===== TASK DATA

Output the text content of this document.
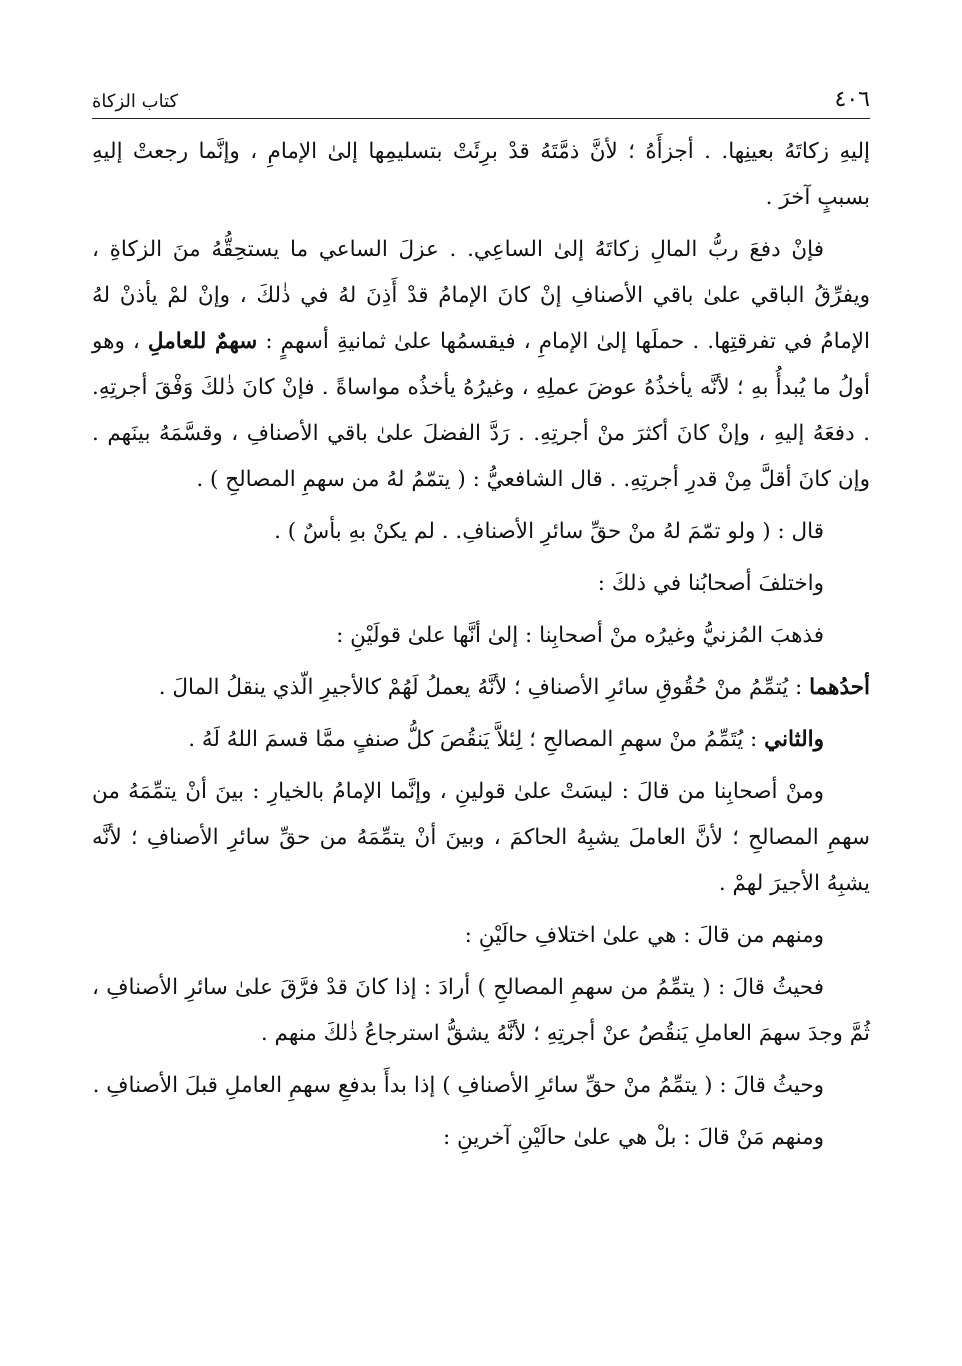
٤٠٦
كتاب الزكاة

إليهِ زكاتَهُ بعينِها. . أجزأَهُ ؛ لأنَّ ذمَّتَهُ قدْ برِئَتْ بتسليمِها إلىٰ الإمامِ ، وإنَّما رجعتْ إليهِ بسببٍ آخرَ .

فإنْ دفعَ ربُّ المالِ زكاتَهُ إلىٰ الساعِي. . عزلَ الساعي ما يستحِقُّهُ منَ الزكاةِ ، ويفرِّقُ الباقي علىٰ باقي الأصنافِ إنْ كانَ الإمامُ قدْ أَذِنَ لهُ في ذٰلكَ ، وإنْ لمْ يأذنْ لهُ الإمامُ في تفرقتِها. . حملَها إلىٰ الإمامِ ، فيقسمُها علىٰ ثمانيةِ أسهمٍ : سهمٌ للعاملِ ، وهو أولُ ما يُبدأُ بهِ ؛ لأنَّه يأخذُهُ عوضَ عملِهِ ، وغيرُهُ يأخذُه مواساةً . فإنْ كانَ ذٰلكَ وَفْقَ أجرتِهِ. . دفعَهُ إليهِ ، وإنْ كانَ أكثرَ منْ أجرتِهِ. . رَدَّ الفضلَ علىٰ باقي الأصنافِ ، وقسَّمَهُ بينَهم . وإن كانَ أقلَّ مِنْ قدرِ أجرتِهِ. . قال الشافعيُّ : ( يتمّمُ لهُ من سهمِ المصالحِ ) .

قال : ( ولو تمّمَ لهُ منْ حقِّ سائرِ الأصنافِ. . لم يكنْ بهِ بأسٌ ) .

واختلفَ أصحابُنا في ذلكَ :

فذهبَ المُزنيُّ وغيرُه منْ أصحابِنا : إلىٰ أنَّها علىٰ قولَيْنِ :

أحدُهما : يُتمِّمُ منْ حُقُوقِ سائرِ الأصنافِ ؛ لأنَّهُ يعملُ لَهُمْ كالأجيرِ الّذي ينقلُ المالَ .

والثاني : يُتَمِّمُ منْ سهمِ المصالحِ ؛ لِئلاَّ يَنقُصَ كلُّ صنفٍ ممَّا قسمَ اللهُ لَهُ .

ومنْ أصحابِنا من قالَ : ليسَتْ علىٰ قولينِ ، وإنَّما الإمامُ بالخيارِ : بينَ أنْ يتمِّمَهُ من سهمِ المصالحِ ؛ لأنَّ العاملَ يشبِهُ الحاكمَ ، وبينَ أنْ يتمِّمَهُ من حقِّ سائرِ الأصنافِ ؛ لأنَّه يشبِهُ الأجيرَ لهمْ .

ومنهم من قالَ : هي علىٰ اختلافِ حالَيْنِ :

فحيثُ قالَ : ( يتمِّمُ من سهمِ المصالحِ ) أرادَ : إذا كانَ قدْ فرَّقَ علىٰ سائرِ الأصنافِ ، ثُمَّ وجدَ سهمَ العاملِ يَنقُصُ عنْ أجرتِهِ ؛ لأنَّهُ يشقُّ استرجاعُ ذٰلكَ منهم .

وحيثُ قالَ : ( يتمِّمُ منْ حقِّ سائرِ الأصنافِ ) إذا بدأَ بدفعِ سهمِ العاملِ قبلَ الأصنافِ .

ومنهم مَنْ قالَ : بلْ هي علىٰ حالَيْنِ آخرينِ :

==========

TASK TO COMPLETE
Are you able to set down all the lines above exactly, without any pictures?

OUTPUT
Output the text content of this document.
٤٠٦
كتاب الزكاة

إليهِ زكاتَهُ بعينِها. . أجزأَهُ ؛ لأنَّ ذمَّتَهُ قدْ برِئَتْ بتسليمِها إلىٰ الإمامِ ، وإنَّما رجعتْ إليهِ بسببٍ آخرَ .

فإنْ دفعَ ربُّ المالِ زكاتَهُ إلىٰ الساعِي. . عزلَ الساعي ما يستحِقُّهُ منَ الزكاةِ ، ويفرِّقُ الباقي علىٰ باقي الأصنافِ إنْ كانَ الإمامُ قدْ أَذِنَ لهُ في ذٰلكَ ، وإنْ لمْ يأذنْ لهُ الإمامُ في تفرقتِها. . حملَها إلىٰ الإمامِ ، فيقسمُها علىٰ ثمانيةِ أسهمٍ : سهمٌ للعاملِ ، وهو أولُ ما يُبدأُ بهِ ؛ لأنَّه يأخذُهُ عوضَ عملِهِ ، وغيرُهُ يأخذُه مواساةً . فإنْ كانَ ذٰلكَ وَفْقَ أجرتِهِ. . دفعَهُ إليهِ ، وإنْ كانَ أكثرَ منْ أجرتِهِ. . رَدَّ الفضلَ علىٰ باقي الأصنافِ ، وقسَّمَهُ بينَهم . وإن كانَ أقلَّ مِنْ قدرِ أجرتِهِ. . قال الشافعيُّ : ( يتمّمُ لهُ من سهمِ المصالحِ ) .

قال : ( ولو تمّمَ لهُ منْ حقِّ سائرِ الأصنافِ. . لم يكنْ بهِ بأسٌ ) .

واختلفَ أصحابُنا في ذلكَ :

فذهبَ المُزنيُّ وغيرُه منْ أصحابِنا : إلىٰ أنَّها علىٰ قولَيْنِ :

أحدُهما : يُتمِّمُ منْ حُقُوقِ سائرِ الأصنافِ ؛ لأنَّهُ يعملُ لَهُمْ كالأجيرِ الّذي ينقلُ المالَ .

والثاني : يُتَمِّمُ منْ سهمِ المصالحِ ؛ لِئلاَّ يَنقُصَ كلُّ صنفٍ ممَّا قسمَ اللهُ لَهُ .

ومنْ أصحابِنا من قالَ : ليسَتْ علىٰ قولينِ ، وإنَّما الإمامُ بالخيارِ : بينَ أنْ يتمِّمَهُ من سهمِ المصالحِ ؛ لأنَّ العاملَ يشبِهُ الحاكمَ ، وبينَ أنْ يتمِّمَهُ من حقِّ سائرِ الأصنافِ ؛ لأنَّه يشبِهُ الأجيرَ لهمْ .

ومنهم من قالَ : هي علىٰ اختلافِ حالَيْنِ :

فحيثُ قالَ : ( يتمِّمُ من سهمِ المصالحِ ) أرادَ : إذا كانَ قدْ فرَّقَ علىٰ سائرِ الأصنافِ ، ثُمَّ وجدَ سهمَ العاملِ يَنقُصُ عنْ أجرتِهِ ؛ لأنَّهُ يشقُّ استرجاعُ ذٰلكَ منهم .

وحيثُ قالَ : ( يتمِّمُ منْ حقِّ سائرِ الأصنافِ ) إذا بدأَ بدفعِ سهمِ العاملِ قبلَ الأصنافِ .

ومنهم مَنْ قالَ : بلْ هي علىٰ حالَيْنِ آخرينِ :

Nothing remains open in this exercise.